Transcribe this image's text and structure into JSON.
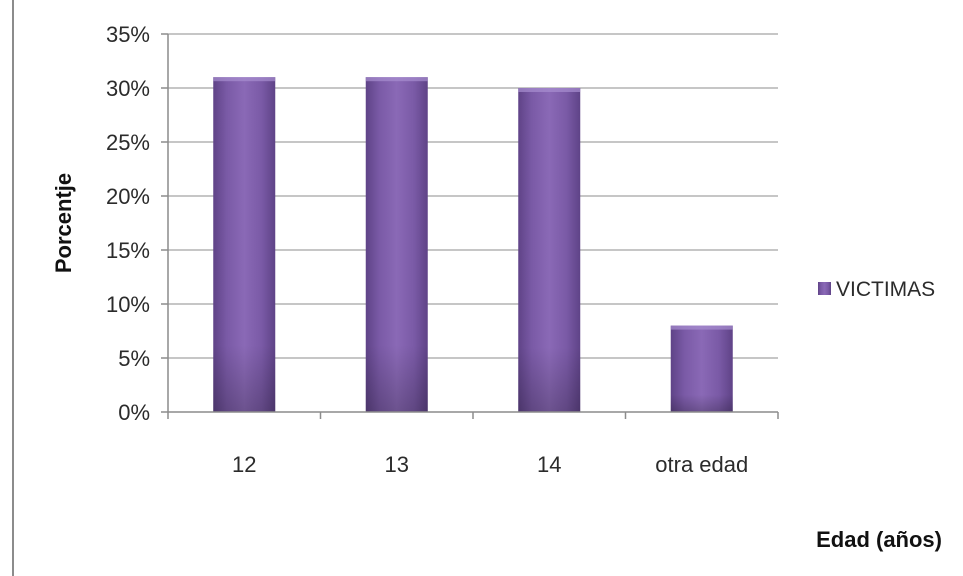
{
  "chart_data": {
    "type": "bar",
    "categories": [
      "12",
      "13",
      "14",
      "otra edad"
    ],
    "series": [
      {
        "name": "VICTIMAS",
        "values": [
          31,
          31,
          30,
          8
        ],
        "color": "#8060aa"
      }
    ],
    "xlabel": "Edad (años)",
    "ylabel": "Porcentje",
    "ylim": [
      0,
      35
    ],
    "yticks": [
      "0%",
      "5%",
      "10%",
      "15%",
      "20%",
      "25%",
      "30%",
      "35%"
    ],
    "ytick_values": [
      0,
      5,
      10,
      15,
      20,
      25,
      30,
      35
    ],
    "grid": true,
    "legend": "right"
  }
}
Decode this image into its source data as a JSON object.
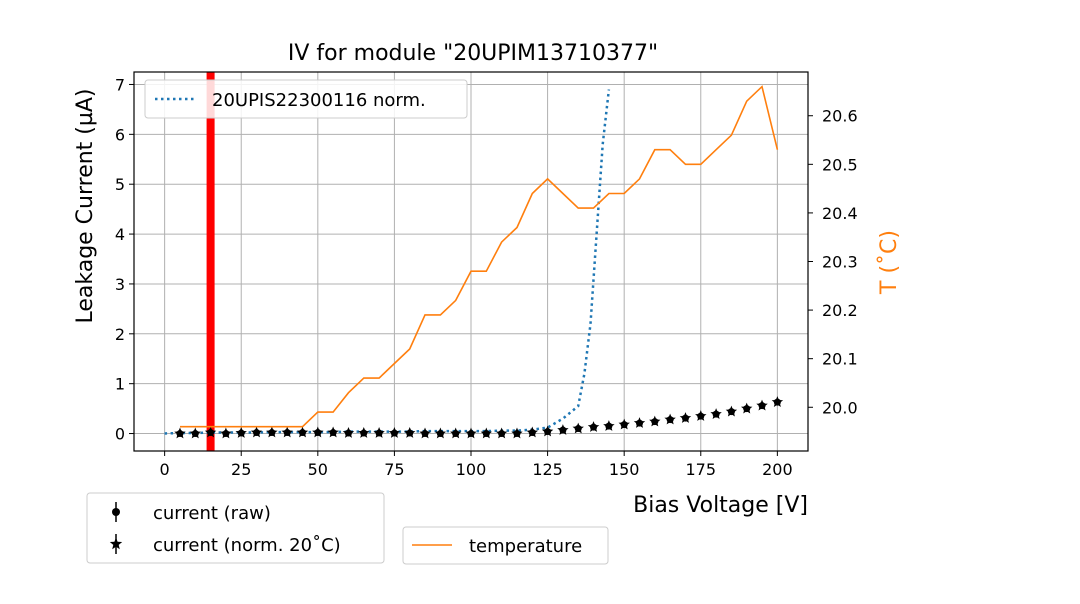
{
  "chart_data": {
    "type": "line",
    "title": "IV for module \"20UPIM13710377\"",
    "xlabel": "Bias Voltage [V]",
    "ylabel": "Leakage Current (µA)",
    "y2label": "T (˚C)",
    "xlim": [
      -10,
      210
    ],
    "ylim": [
      -0.35,
      7.25
    ],
    "y2lim": [
      19.91,
      20.69
    ],
    "xticks": [
      0,
      25,
      50,
      75,
      100,
      125,
      150,
      175,
      200
    ],
    "xtick_labels": [
      "0",
      "25",
      "50",
      "75",
      "100",
      "125",
      "150",
      "175",
      "200"
    ],
    "yticks": [
      0,
      1,
      2,
      3,
      4,
      5,
      6,
      7
    ],
    "ytick_labels": [
      "0",
      "1",
      "2",
      "3",
      "4",
      "5",
      "6",
      "7"
    ],
    "y2ticks": [
      20.0,
      20.1,
      20.2,
      20.3,
      20.4,
      20.5,
      20.6
    ],
    "y2tick_labels": [
      "20.0",
      "20.1",
      "20.2",
      "20.3",
      "20.4",
      "20.5",
      "20.6"
    ],
    "grid": true,
    "vertical_marker": {
      "x": 15,
      "color": "#ff0000"
    },
    "legends": {
      "top_left": [
        "20UPIS22300116 norm."
      ],
      "bottom_left": [
        "current (raw)",
        "current (norm. 20˚C)"
      ],
      "bottom_right": [
        "temperature"
      ]
    },
    "series": [
      {
        "name": "20UPIS22300116 norm.",
        "axis": "left",
        "style": "dotted",
        "color": "#1f77b4",
        "x": [
          0,
          5,
          10,
          15,
          20,
          25,
          30,
          35,
          40,
          45,
          50,
          55,
          60,
          65,
          70,
          75,
          80,
          85,
          90,
          95,
          100,
          105,
          110,
          115,
          120,
          125,
          130,
          135,
          137,
          139,
          141,
          143,
          145
        ],
        "y": [
          0,
          0.01,
          0.01,
          0.02,
          0.02,
          0.02,
          0.02,
          0.03,
          0.03,
          0.03,
          0.03,
          0.03,
          0.04,
          0.04,
          0.04,
          0.04,
          0.04,
          0.05,
          0.05,
          0.05,
          0.05,
          0.05,
          0.06,
          0.06,
          0.08,
          0.12,
          0.3,
          0.55,
          1.2,
          2.2,
          4.0,
          5.8,
          6.9
        ]
      },
      {
        "name": "current (raw)",
        "axis": "left",
        "style": "marker-circle",
        "color": "#000000",
        "x": [
          5,
          10,
          15,
          20,
          25,
          30,
          35,
          40,
          45,
          50,
          55,
          60,
          65,
          70,
          75,
          80,
          85,
          90,
          95,
          100,
          105,
          110,
          115,
          120,
          125,
          130,
          135,
          140,
          145,
          150,
          155,
          160,
          165,
          170,
          175,
          180,
          185,
          190,
          195,
          200
        ],
        "y": [
          0.0,
          0.0,
          0.02,
          0.0,
          0.01,
          0.02,
          0.02,
          0.02,
          0.02,
          0.02,
          0.02,
          0.01,
          0.01,
          0.01,
          0.01,
          0.01,
          0.0,
          0.0,
          0.0,
          0.0,
          0.0,
          0.0,
          0.0,
          0.02,
          0.04,
          0.07,
          0.1,
          0.13,
          0.15,
          0.18,
          0.21,
          0.24,
          0.28,
          0.31,
          0.35,
          0.39,
          0.44,
          0.5,
          0.56,
          0.63
        ]
      },
      {
        "name": "current (norm. 20˚C)",
        "axis": "left",
        "style": "marker-star",
        "color": "#000000",
        "x": [
          5,
          10,
          15,
          20,
          25,
          30,
          35,
          40,
          45,
          50,
          55,
          60,
          65,
          70,
          75,
          80,
          85,
          90,
          95,
          100,
          105,
          110,
          115,
          120,
          125,
          130,
          135,
          140,
          145,
          150,
          155,
          160,
          165,
          170,
          175,
          180,
          185,
          190,
          195,
          200
        ],
        "y": [
          0.0,
          0.0,
          0.02,
          0.0,
          0.01,
          0.02,
          0.02,
          0.02,
          0.02,
          0.02,
          0.02,
          0.01,
          0.01,
          0.01,
          0.01,
          0.01,
          0.0,
          0.0,
          0.0,
          0.0,
          0.0,
          0.0,
          0.0,
          0.02,
          0.04,
          0.07,
          0.1,
          0.13,
          0.15,
          0.18,
          0.21,
          0.24,
          0.28,
          0.31,
          0.35,
          0.39,
          0.44,
          0.5,
          0.56,
          0.63
        ]
      },
      {
        "name": "temperature",
        "axis": "right",
        "style": "solid",
        "color": "#ff7f0e",
        "x": [
          5,
          10,
          15,
          20,
          25,
          30,
          35,
          40,
          45,
          50,
          55,
          60,
          65,
          70,
          75,
          80,
          85,
          90,
          95,
          100,
          105,
          110,
          115,
          120,
          125,
          130,
          135,
          140,
          145,
          150,
          155,
          160,
          165,
          170,
          175,
          180,
          185,
          190,
          195,
          200
        ],
        "y": [
          19.96,
          19.96,
          19.96,
          19.96,
          19.96,
          19.96,
          19.96,
          19.96,
          19.96,
          19.99,
          19.99,
          20.03,
          20.06,
          20.06,
          20.09,
          20.12,
          20.19,
          20.19,
          20.22,
          20.28,
          20.28,
          20.34,
          20.37,
          20.44,
          20.47,
          20.44,
          20.41,
          20.41,
          20.44,
          20.44,
          20.47,
          20.53,
          20.53,
          20.5,
          20.5,
          20.53,
          20.56,
          20.63,
          20.66,
          20.53
        ]
      }
    ]
  }
}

----

Task goal
Write only the number of lines in the records that include the word "ylabel".

Result of the exercise
2